Jawaharlal Nehru Technological University Hyderabad, Andhra Pradesh, India

Abstract

The Global Positioning System (GPS) is a satellite based navigation system operated by the U.S. Department of Defense (DoD). The positional accuracy of GPS is affected by various error sources such as satellite and receiver clocks, ionosphere, troposphere, multipath, receiver measurement noise and instrumental biases. The ionospheric delay is the most predominant of all the errors and is a function of the total electron content (TEC). TEC can be estimated using the dual frequency code and/or carrier phase observations. The carrier phase observations are more precise than the code observations, but are affected by the integer cycle ambiguities. In order to take full advantage of the precision of the carrier phase data, the integer ambiguities must be resolved. Several methods for resolving integer ambiguities, based on multiple station data are reported in the literature. However, it is difficult to obtain real time TEC measurements using the multi-station techniques. In this paper, a prominent single-station technique for estimation of TEC using the carrier phase data is used. The smoothed code observables are used to reduce the effect of code measurement noise. The results of TEC estimation are validated using the Bernese GPS software.

========

◆ **WRITTEN EXERCISE 1**:
According to the GPS abstract, which error source is the most predominant?
The listing has no connection to the abstract above it.

◆ **INPUT**:
========

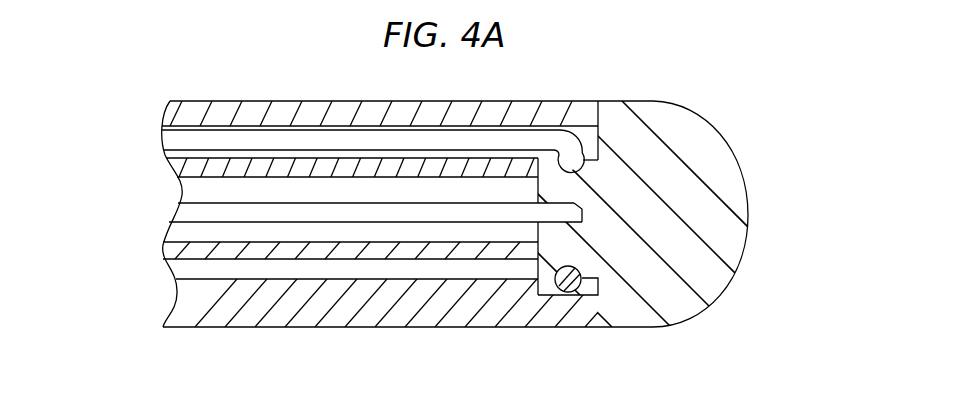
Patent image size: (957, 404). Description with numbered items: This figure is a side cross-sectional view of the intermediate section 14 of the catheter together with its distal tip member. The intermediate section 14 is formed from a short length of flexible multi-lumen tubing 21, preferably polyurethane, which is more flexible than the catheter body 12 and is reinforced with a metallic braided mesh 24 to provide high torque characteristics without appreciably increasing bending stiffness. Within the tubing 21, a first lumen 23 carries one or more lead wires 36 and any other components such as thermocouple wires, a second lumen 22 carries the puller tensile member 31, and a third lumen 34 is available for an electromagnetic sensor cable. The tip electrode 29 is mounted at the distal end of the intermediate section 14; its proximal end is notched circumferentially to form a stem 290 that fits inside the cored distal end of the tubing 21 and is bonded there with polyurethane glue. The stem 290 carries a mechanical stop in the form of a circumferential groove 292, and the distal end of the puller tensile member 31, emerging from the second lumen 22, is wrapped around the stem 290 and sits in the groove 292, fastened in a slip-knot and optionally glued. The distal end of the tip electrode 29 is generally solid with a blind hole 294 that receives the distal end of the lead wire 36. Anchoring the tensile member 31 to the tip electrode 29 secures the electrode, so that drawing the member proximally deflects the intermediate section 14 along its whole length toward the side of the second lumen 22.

The catheter body 12 is at (256, 346).
The intermediate section 14 is at (503, 97).
The flexible multi-lumen tubing 21 is at (553, 112).
The second lumen 22 is at (163, 127).
The first lumen 23 is at (170, 190).
The metallic braided mesh 24 is at (490, 318).
The tip electrode 29 is at (667, 140).
The puller tensile member 31 is at (160, 143).
The third lumen 34 is at (170, 267).
The lead wire 36 is at (173, 213).
The stem 290 is at (553, 230).
The circumferential groove 292 is at (583, 167).
The blind hole 294 is at (583, 218).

========

◆ **WRITTEN EXERCISE 2**:
Report how many lines of the listing contain the word "blind". Give only the number.

◆ **EXERCISE OUTPUT 1**:
The ionospheric delay

◆ **EXERCISE OUTPUT 2**:
2